* START Data supplied *
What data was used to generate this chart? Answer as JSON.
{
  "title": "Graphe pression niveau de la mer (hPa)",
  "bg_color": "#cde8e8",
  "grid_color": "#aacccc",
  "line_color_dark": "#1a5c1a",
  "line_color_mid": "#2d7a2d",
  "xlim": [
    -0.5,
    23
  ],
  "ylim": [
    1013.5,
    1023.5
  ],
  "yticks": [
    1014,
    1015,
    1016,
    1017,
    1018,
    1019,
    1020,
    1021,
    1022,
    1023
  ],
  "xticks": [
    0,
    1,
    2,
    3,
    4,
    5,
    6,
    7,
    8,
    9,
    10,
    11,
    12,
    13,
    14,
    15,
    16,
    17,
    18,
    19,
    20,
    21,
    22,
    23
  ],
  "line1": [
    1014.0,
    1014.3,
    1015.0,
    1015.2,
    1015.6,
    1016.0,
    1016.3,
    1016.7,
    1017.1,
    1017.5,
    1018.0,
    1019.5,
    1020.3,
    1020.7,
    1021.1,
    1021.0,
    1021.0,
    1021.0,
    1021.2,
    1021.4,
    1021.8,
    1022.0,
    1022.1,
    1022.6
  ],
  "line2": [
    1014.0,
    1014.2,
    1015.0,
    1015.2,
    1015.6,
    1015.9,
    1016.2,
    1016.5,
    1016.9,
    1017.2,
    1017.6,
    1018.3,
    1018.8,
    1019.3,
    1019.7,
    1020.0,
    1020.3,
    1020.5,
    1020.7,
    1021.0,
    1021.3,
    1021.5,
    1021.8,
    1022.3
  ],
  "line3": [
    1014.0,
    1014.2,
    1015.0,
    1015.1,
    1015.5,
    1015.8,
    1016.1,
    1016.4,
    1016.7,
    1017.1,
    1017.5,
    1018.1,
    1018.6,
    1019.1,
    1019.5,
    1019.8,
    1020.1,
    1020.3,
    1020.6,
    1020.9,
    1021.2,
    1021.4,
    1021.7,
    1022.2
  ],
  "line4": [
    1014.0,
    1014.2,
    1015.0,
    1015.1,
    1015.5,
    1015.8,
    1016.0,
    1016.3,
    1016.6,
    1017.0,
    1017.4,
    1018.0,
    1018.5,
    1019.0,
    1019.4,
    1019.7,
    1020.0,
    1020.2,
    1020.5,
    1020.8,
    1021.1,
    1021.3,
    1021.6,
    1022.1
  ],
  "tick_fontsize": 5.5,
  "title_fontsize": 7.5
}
* END Data supplied *
Take the lines above and retype all of them exactly.

What data was used to generate this chart? Answer as JSON.
{
  "title": "Graphe pression niveau de la mer (hPa)",
  "bg_color": "#cde8e8",
  "grid_color": "#aacccc",
  "line_color_dark": "#1a5c1a",
  "line_color_mid": "#2d7a2d",
  "xlim": [
    -0.5,
    23
  ],
  "ylim": [
    1013.5,
    1023.5
  ],
  "yticks": [
    1014,
    1015,
    1016,
    1017,
    1018,
    1019,
    1020,
    1021,
    1022,
    1023
  ],
  "xticks": [
    0,
    1,
    2,
    3,
    4,
    5,
    6,
    7,
    8,
    9,
    10,
    11,
    12,
    13,
    14,
    15,
    16,
    17,
    18,
    19,
    20,
    21,
    22,
    23
  ],
  "line1": [
    1014.0,
    1014.3,
    1015.0,
    1015.2,
    1015.6,
    1016.0,
    1016.3,
    1016.7,
    1017.1,
    1017.5,
    1018.0,
    1019.5,
    1020.3,
    1020.7,
    1021.1,
    1021.0,
    1021.0,
    1021.0,
    1021.2,
    1021.4,
    1021.8,
    1022.0,
    1022.1,
    1022.6
  ],
  "line2": [
    1014.0,
    1014.2,
    1015.0,
    1015.2,
    1015.6,
    1015.9,
    1016.2,
    1016.5,
    1016.9,
    1017.2,
    1017.6,
    1018.3,
    1018.8,
    1019.3,
    1019.7,
    1020.0,
    1020.3,
    1020.5,
    1020.7,
    1021.0,
    1021.3,
    1021.5,
    1021.8,
    1022.3
  ],
  "line3": [
    1014.0,
    1014.2,
    1015.0,
    1015.1,
    1015.5,
    1015.8,
    1016.1,
    1016.4,
    1016.7,
    1017.1,
    1017.5,
    1018.1,
    1018.6,
    1019.1,
    1019.5,
    1019.8,
    1020.1,
    1020.3,
    1020.6,
    1020.9,
    1021.2,
    1021.4,
    1021.7,
    1022.2
  ],
  "line4": [
    1014.0,
    1014.2,
    1015.0,
    1015.1,
    1015.5,
    1015.8,
    1016.0,
    1016.3,
    1016.6,
    1017.0,
    1017.4,
    1018.0,
    1018.5,
    1019.0,
    1019.4,
    1019.7,
    1020.0,
    1020.2,
    1020.5,
    1020.8,
    1021.1,
    1021.3,
    1021.6,
    1022.1
  ],
  "tick_fontsize": 5.5,
  "title_fontsize": 7.5
}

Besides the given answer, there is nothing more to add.